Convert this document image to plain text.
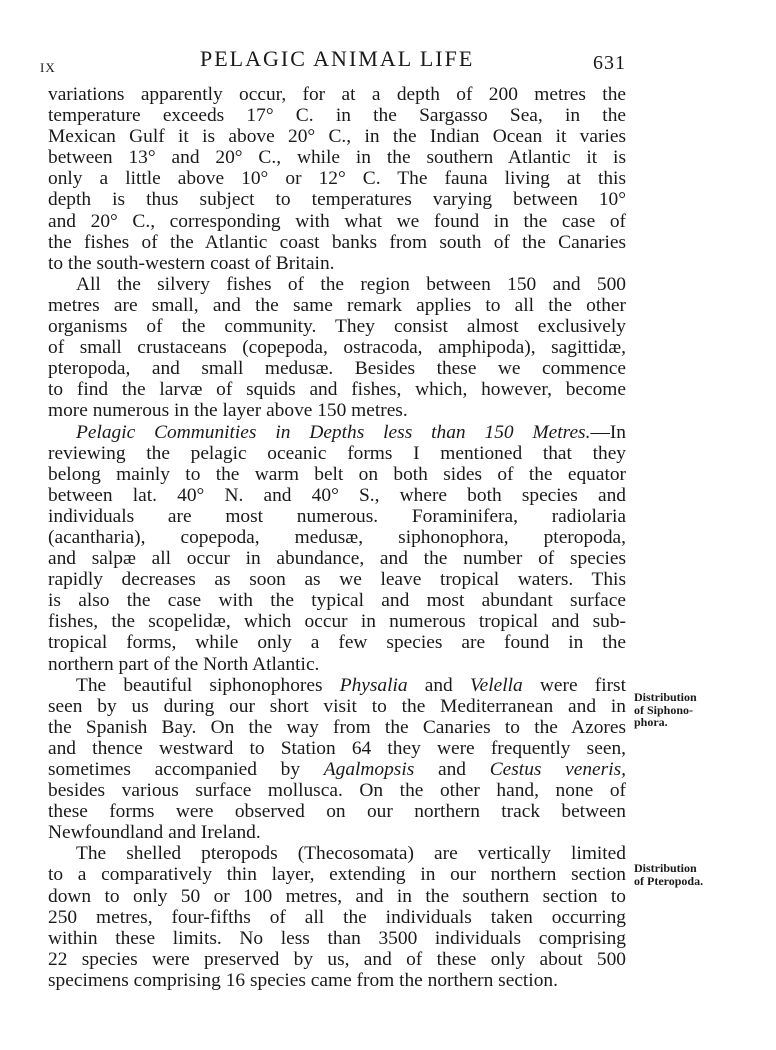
IX	PELAGIC ANIMAL LIFE	631
variations apparently occur, for at a depth of 200 metres the
temperature exceeds 17° C. in the Sargasso Sea, in the
Mexican Gulf it is above 20° C., in the Indian Ocean it varies
between 13° and 20° C., while in the southern Atlantic it is
only a little above 10° or 12° C. The fauna living at this
depth is thus subject to temperatures varying between 10°
and 20° C., corresponding with what we found in the case of
the fishes of the Atlantic coast banks from south of the Canaries
to the south-western coast of Britain.
All the silvery fishes of the region between 150 and 500
metres are small, and the same remark applies to all the other
organisms of the community. They consist almost exclusively
of small crustaceans (copepoda, ostracoda, amphipoda), sagittidæ,
pteropoda, and small medusæ. Besides these we commence
to find the larvæ of squids and fishes, which, however, become
more numerous in the layer above 150 metres.
Pelagic Communities in Depths less than 150 Metres.—In
reviewing the pelagic oceanic forms I mentioned that they
belong mainly to the warm belt on both sides of the equator
between lat. 40° N. and 40° S., where both species and
individuals are most numerous. Foraminifera, radiolaria
(acantharia), copepoda, medusæ, siphonophora, pteropoda,
and salpæ all occur in abundance, and the number of species
rapidly decreases as soon as we leave tropical waters. This
is also the case with the typical and most abundant surface
fishes, the scopelidæ, which occur in numerous tropical and sub-
tropical forms, while only a few species are found in the
northern part of the North Atlantic.
The beautiful siphonophores Physalia and Velella were first
seen by us during our short visit to the Mediterranean and in
the Spanish Bay. On the way from the Canaries to the Azores
and thence westward to Station 64 they were frequently seen,
sometimes accompanied by Agalmopsis and Cestus veneris,
besides various surface mollusca. On the other hand, none of
these forms were observed on our northern track between
Newfoundland and Ireland.
The shelled pteropods (Thecosomata) are vertically limited
to a comparatively thin layer, extending in our northern section
down to only 50 or 100 metres, and in the southern section to
250 metres, four-fifths of all the individuals taken occurring
within these limits. No less than 3500 individuals comprising
22 species were preserved by us, and of these only about 500
specimens comprising 16 species came from the northern section.
Distribution
of Siphono-
phora.
Distribution
of Pteropoda.
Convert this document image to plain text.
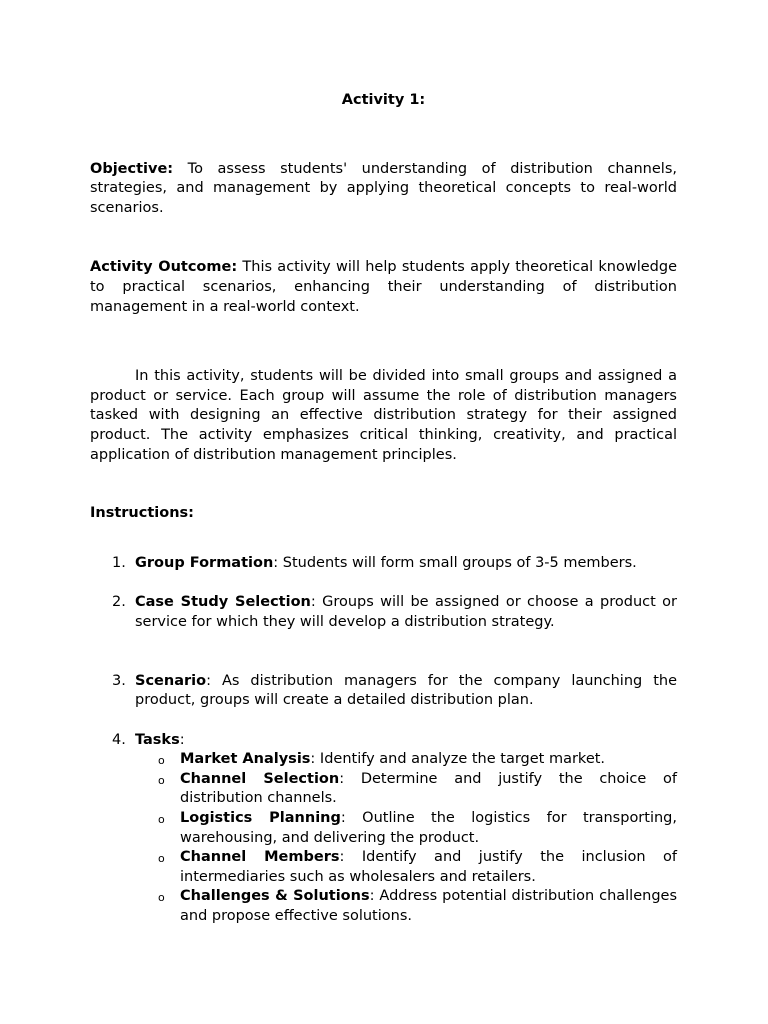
Activity 1:

Objective: To assess students' understanding of distribution channels, strategies, and management by applying theoretical concepts to real-world scenarios.

Activity Outcome: This activity will help students apply theoretical knowledge to practical scenarios, enhancing their understanding of distribution management in a real-world context.

In this activity, students will be divided into small groups and assigned a product or service. Each group will assume the role of distribution managers tasked with designing an effective distribution strategy for their assigned product. The activity emphasizes critical thinking, creativity, and practical application of distribution management principles.

Instructions:

1. Group Formation: Students will form small groups of 3-5 members.
2. Case Study Selection: Groups will be assigned or choose a product or service for which they will develop a distribution strategy.
3. Scenario: As distribution managers for the company launching the product, groups will create a detailed distribution plan.
4. Tasks:
o Market Analysis: Identify and analyze the target market.
o Channel Selection: Determine and justify the choice of distribution channels.
o Logistics Planning: Outline the logistics for transporting, warehousing, and delivering the product.
o Channel Members: Identify and justify the inclusion of intermediaries such as wholesalers and retailers.
o Challenges & Solutions: Address potential distribution challenges and propose effective solutions.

Work required: Show all lines in the entries above where the word "only" appears.

Final answer:
only a little above 10° or 12° C. The fauna living at this
tropical forms, while only a few species are found in the
down to only 50 or 100 metres, and in the southern section to
22 species were preserved by us, and of these only about 500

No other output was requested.